• [Challenge]: Begin at the line with "Transcribe this image's" and output every line through the end of the records, exactly as given. Omit pictures.

|---|

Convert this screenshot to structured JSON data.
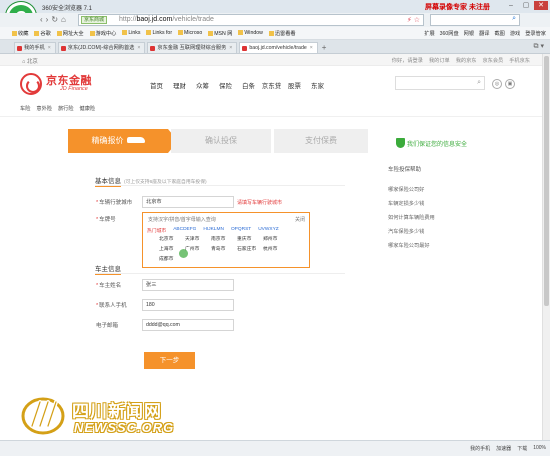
{
  "browser": {
    "app_title": "360安全浏览器 7.1",
    "brand_right": "屏幕录像专家 未注册",
    "url_secure_tag": "京东商城",
    "url_prefix": "http://",
    "url_host": "baoj.jd.com",
    "url_path": "/vehicle/trade",
    "favorites": [
      "收藏",
      "谷歌",
      "网址大全",
      "游戏中心",
      "Links",
      "Links for",
      "Microso",
      "MSN 网",
      "Window",
      "迅雷看看"
    ],
    "fav_right": [
      "扩展",
      "360网盘",
      "网银",
      "翻译",
      "截图",
      "游戏",
      "登录管家"
    ],
    "tabs": [
      {
        "label": "我的手机",
        "active": false
      },
      {
        "label": "京东(JD.COM)-综合网购首选",
        "active": false
      },
      {
        "label": "京东金融 互联网理财综合服务",
        "active": false
      },
      {
        "label": "baoj.jd.com/vehicle/trade",
        "active": true
      }
    ]
  },
  "site": {
    "location": "北京",
    "top_links": [
      "你好，请登录",
      "我的订单",
      "我的京东",
      "京东会员",
      "手机京东"
    ],
    "logo_cn": "京东金融",
    "logo_en": "JD Finance",
    "nav": [
      "首页",
      "理财",
      "众筹",
      "保险",
      "白条",
      "京东贷",
      "股票",
      "东家"
    ],
    "sub_nav": [
      "车险",
      "意外险",
      "旅行险",
      "健康险"
    ]
  },
  "steps": [
    "精确报价",
    "确认投保",
    "支付保费"
  ],
  "basic_info": {
    "title": "基本信息",
    "note": "(可上仅支持6座及以下家庭自用车投保)",
    "city_label": "车辆行驶城市",
    "city_value": "北京市",
    "city_hint": "请填写车辆行驶城市",
    "plate_label": "车牌号",
    "plate_placeholder": "支持汉字/拼音/首字母输入查询",
    "plate_close": "关闭",
    "plate_tabs": [
      "热门城市",
      "ABCDEFG",
      "HIJKLMN",
      "OPQRST",
      "UVWXYZ"
    ],
    "cities": [
      "北京市",
      "天津市",
      "南京市",
      "重庆市",
      "郑州市",
      "上海市",
      "广州市",
      "青岛市",
      "石家庄市",
      "杭州市",
      "成都市"
    ]
  },
  "owner_info": {
    "title": "车主信息",
    "name_label": "车主姓名",
    "name_value": "张三",
    "phone_label": "联系人手机",
    "phone_value": "180",
    "email_label": "电子邮箱",
    "email_value": "dddd@qq.com"
  },
  "next_button": "下一步",
  "right_panel": {
    "safe_text": "我们保证您的信息安全",
    "help_title": "车险投保帮助",
    "help_items": [
      "哪家保险公司好",
      "车辆定损多少钱",
      "如何计算车辆险费用",
      "汽车保险多少钱",
      "哪家车险公司最好"
    ]
  },
  "watermark": {
    "text_cn": "四川新闻网",
    "text_en": "NEWSSC.ORG"
  },
  "statusbar": [
    "我的手机",
    "加速器",
    "下载",
    "100%"
  ]
}
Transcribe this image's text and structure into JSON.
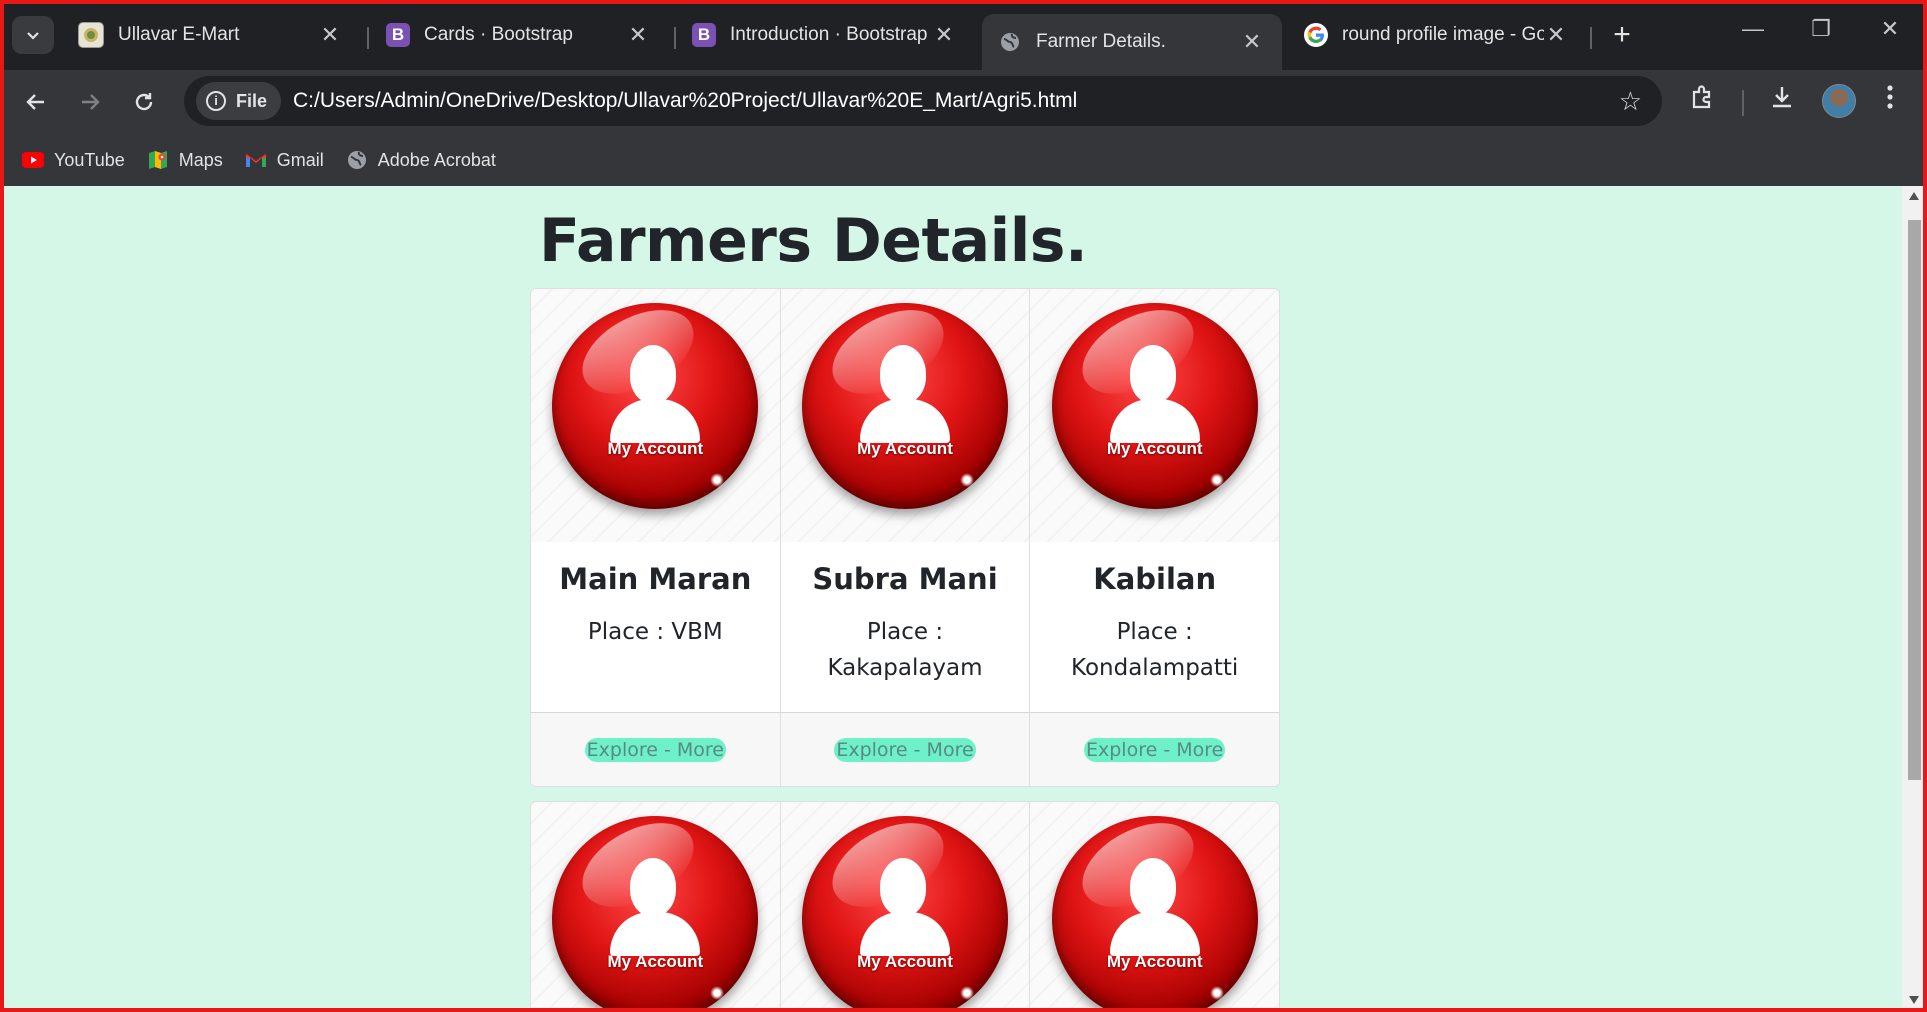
{
  "browser": {
    "tabs": [
      {
        "title": "Ullavar E-Mart",
        "favicon": "emblem-icon",
        "active": false
      },
      {
        "title": "Cards · Bootstrap",
        "favicon": "bootstrap-icon",
        "active": false
      },
      {
        "title": "Introduction · Bootstrap",
        "favicon": "bootstrap-icon",
        "active": false
      },
      {
        "title": "Farmer Details.",
        "favicon": "globe-icon",
        "active": true
      },
      {
        "title": "round profile image - Go",
        "favicon": "google-icon",
        "active": false
      }
    ],
    "site_chip": "File",
    "url": "C:/Users/Admin/OneDrive/Desktop/Ullavar%20Project/Ullavar%20E_Mart/Agri5.html",
    "bookmarks": [
      {
        "label": "YouTube",
        "icon": "youtube-icon"
      },
      {
        "label": "Maps",
        "icon": "maps-icon"
      },
      {
        "label": "Gmail",
        "icon": "gmail-icon"
      },
      {
        "label": "Adobe Acrobat",
        "icon": "globe-icon"
      }
    ],
    "accent_border": "#e81818"
  },
  "page": {
    "title": "Farmers Details.",
    "background": "#d5f7e7",
    "image_label": "My Account",
    "cards_row1": [
      {
        "name": "Main Maran",
        "place": "Place : VBM",
        "button": "Explore - More"
      },
      {
        "name": "Subra Mani",
        "place": "Place : Kakapalayam",
        "button": "Explore - More"
      },
      {
        "name": "Kabilan",
        "place": "Place : Kondalampatti",
        "button": "Explore - More"
      }
    ],
    "cards_row2": [
      {
        "image_label": "My Account"
      },
      {
        "image_label": "My Account"
      },
      {
        "image_label": "My Account"
      }
    ]
  }
}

|---|

• [Solution to this problem]:
Transcribe this image's text and structure into JSON.
{
  "browser": {
    "tabs": [
      {
        "title": "Ullavar E-Mart",
        "favicon": "emblem-icon",
        "active": false
      },
      {
        "title": "Cards · Bootstrap",
        "favicon": "bootstrap-icon",
        "active": false
      },
      {
        "title": "Introduction · Bootstrap",
        "favicon": "bootstrap-icon",
        "active": false
      },
      {
        "title": "Farmer Details.",
        "favicon": "globe-icon",
        "active": true
      },
      {
        "title": "round profile image - Go",
        "favicon": "google-icon",
        "active": false
      }
    ],
    "site_chip": "File",
    "url": "C:/Users/Admin/OneDrive/Desktop/Ullavar%20Project/Ullavar%20E_Mart/Agri5.html",
    "bookmarks": [
      {
        "label": "YouTube",
        "icon": "youtube-icon"
      },
      {
        "label": "Maps",
        "icon": "maps-icon"
      },
      {
        "label": "Gmail",
        "icon": "gmail-icon"
      },
      {
        "label": "Adobe Acrobat",
        "icon": "globe-icon"
      }
    ],
    "accent_border": "#e81818"
  },
  "page": {
    "title": "Farmers Details.",
    "background": "#d5f7e7",
    "image_label": "My Account",
    "cards_row1": [
      {
        "name": "Main Maran",
        "place": "Place : VBM",
        "button": "Explore - More"
      },
      {
        "name": "Subra Mani",
        "place": "Place : Kakapalayam",
        "button": "Explore - More"
      },
      {
        "name": "Kabilan",
        "place": "Place : Kondalampatti",
        "button": "Explore - More"
      }
    ],
    "cards_row2": [
      {
        "image_label": "My Account"
      },
      {
        "image_label": "My Account"
      },
      {
        "image_label": "My Account"
      }
    ]
  }
}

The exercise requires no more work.